### Goal
How many lines in the data below contain the string "breathable"? Reply with the number alone.

### Records provided
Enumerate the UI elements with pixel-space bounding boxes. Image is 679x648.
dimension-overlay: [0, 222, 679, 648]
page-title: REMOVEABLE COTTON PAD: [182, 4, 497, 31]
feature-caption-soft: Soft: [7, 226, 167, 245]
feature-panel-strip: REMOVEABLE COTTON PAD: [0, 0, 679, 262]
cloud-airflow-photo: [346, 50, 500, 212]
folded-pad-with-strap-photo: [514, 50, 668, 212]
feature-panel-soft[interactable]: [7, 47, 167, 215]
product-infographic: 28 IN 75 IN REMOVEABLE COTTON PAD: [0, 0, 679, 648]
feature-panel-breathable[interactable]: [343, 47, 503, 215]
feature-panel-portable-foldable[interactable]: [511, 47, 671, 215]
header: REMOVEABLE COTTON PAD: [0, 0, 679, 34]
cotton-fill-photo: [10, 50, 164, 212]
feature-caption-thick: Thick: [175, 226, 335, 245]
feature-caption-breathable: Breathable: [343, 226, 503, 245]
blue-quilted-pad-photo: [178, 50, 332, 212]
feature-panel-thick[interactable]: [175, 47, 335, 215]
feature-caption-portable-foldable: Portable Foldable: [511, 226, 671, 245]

### Task result
2